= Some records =
##########

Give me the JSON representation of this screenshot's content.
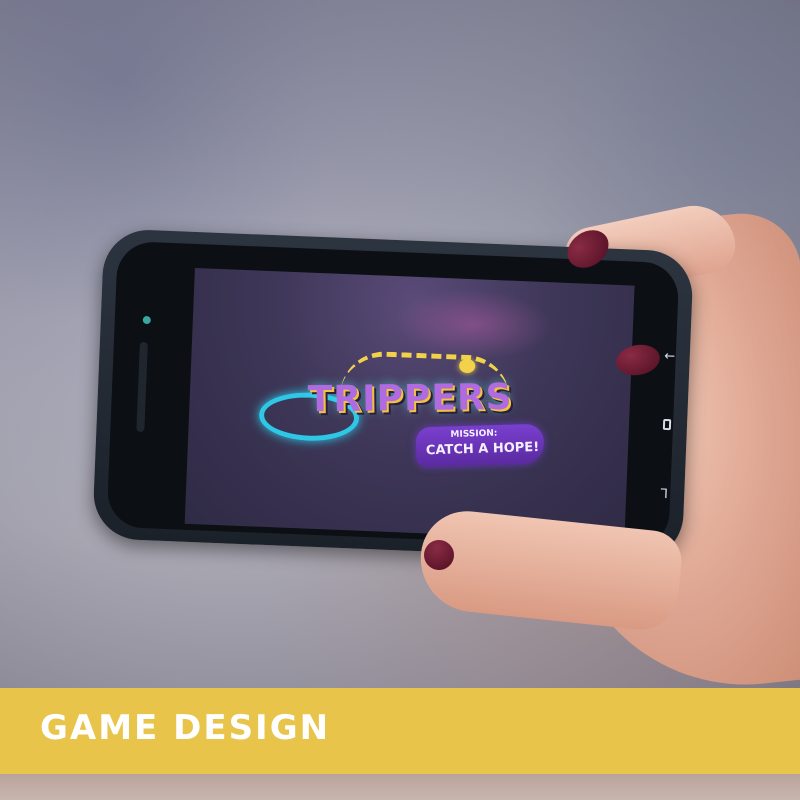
{
  "screen": {
    "game_title": "TRIPPERS",
    "subtitle_line1": "MISSION:",
    "subtitle_line2": "CATCH A HOPE!"
  },
  "phone": {
    "nav_keys": [
      "back-icon",
      "home-icon",
      "recent-apps-icon"
    ]
  },
  "banner": {
    "label": "GAME DESIGN"
  },
  "colors": {
    "banner": "#e8c54a",
    "banner_text": "#ffffff",
    "nail_polish": "#6a1a32",
    "screen_bg": "#3e3758",
    "logo_purple": "#b06be0",
    "logo_yellow": "#f2d24b",
    "logo_cyan": "#2fc7e6"
  }
}
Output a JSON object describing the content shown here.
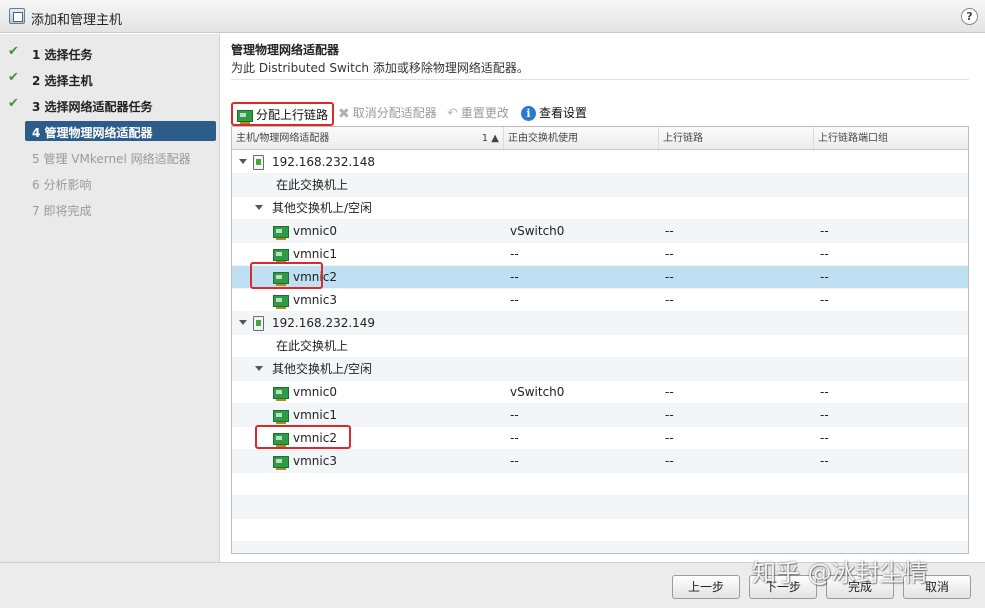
{
  "window": {
    "title": "添加和管理主机",
    "help_icon": "?"
  },
  "steps": [
    {
      "num": "1",
      "label": "选择任务",
      "state": "done"
    },
    {
      "num": "2",
      "label": "选择主机",
      "state": "done"
    },
    {
      "num": "3",
      "label": "选择网络适配器任务",
      "state": "done"
    },
    {
      "num": "4",
      "label": "管理物理网络适配器",
      "state": "current"
    },
    {
      "num": "5",
      "label": "管理 VMkernel 网络适配器",
      "state": "disabled"
    },
    {
      "num": "6",
      "label": "分析影响",
      "state": "disabled"
    },
    {
      "num": "7",
      "label": "即将完成",
      "state": "disabled"
    }
  ],
  "step_labels": {
    "s1": "1  选择任务",
    "s2": "2  选择主机",
    "s3": "3  选择网络适配器任务",
    "s4": "4 管理物理网络适配器",
    "s5": "5  管理 VMkernel 网络适配器",
    "s6": "6  分析影响",
    "s7": "7  即将完成"
  },
  "main": {
    "heading": "管理物理网络适配器",
    "subheading": "为此 Distributed Switch 添加或移除物理网络适配器。"
  },
  "toolbar": {
    "assign_uplink": "分配上行链路",
    "unassign_adapter": "取消分配适配器",
    "reset_changes": "重置更改",
    "view_settings": "查看设置"
  },
  "table": {
    "headers": [
      "主机/物理网络适配器",
      "正由交换机使用",
      "上行链路",
      "上行链路端口组"
    ],
    "sort_indicator": "1 ▲",
    "rows": [
      {
        "kind": "host",
        "name": "192.168.232.148",
        "switch": "",
        "uplink": "",
        "portgroup": ""
      },
      {
        "kind": "group",
        "name": "在此交换机上",
        "switch": "",
        "uplink": "",
        "portgroup": ""
      },
      {
        "kind": "group-open",
        "name": "其他交换机上/空闲",
        "switch": "",
        "uplink": "",
        "portgroup": ""
      },
      {
        "kind": "nic",
        "name": "vmnic0",
        "switch": "vSwitch0",
        "uplink": "--",
        "portgroup": "--"
      },
      {
        "kind": "nic",
        "name": "vmnic1",
        "switch": "--",
        "uplink": "--",
        "portgroup": "--"
      },
      {
        "kind": "nic",
        "name": "vmnic2",
        "switch": "--",
        "uplink": "--",
        "portgroup": "--",
        "selected": true
      },
      {
        "kind": "nic",
        "name": "vmnic3",
        "switch": "--",
        "uplink": "--",
        "portgroup": "--"
      },
      {
        "kind": "host",
        "name": "192.168.232.149",
        "switch": "",
        "uplink": "",
        "portgroup": ""
      },
      {
        "kind": "group",
        "name": "在此交换机上",
        "switch": "",
        "uplink": "",
        "portgroup": ""
      },
      {
        "kind": "group-open",
        "name": "其他交换机上/空闲",
        "switch": "",
        "uplink": "",
        "portgroup": ""
      },
      {
        "kind": "nic",
        "name": "vmnic0",
        "switch": "vSwitch0",
        "uplink": "--",
        "portgroup": "--"
      },
      {
        "kind": "nic",
        "name": "vmnic1",
        "switch": "--",
        "uplink": "--",
        "portgroup": "--"
      },
      {
        "kind": "nic",
        "name": "vmnic2",
        "switch": "--",
        "uplink": "--",
        "portgroup": "--"
      },
      {
        "kind": "nic",
        "name": "vmnic3",
        "switch": "--",
        "uplink": "--",
        "portgroup": "--"
      }
    ]
  },
  "footer": {
    "back": "上一步",
    "next": "下一步",
    "finish": "完成",
    "cancel": "取消"
  },
  "watermark": "知乎 @冰封尘情",
  "colors": {
    "selected_row": "#bfdff3",
    "current_step": "#2c5d8a",
    "highlight_box": "#d92b2b",
    "check": "#3a9a2a"
  }
}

##########

= GIVEN REQUEST =
Look through the lines above and collect those with the word "content".

= EXERCISE SOLUTION =
Give me the JSON representation of this screenshot's content.
Output a JSON object describing the content shown here.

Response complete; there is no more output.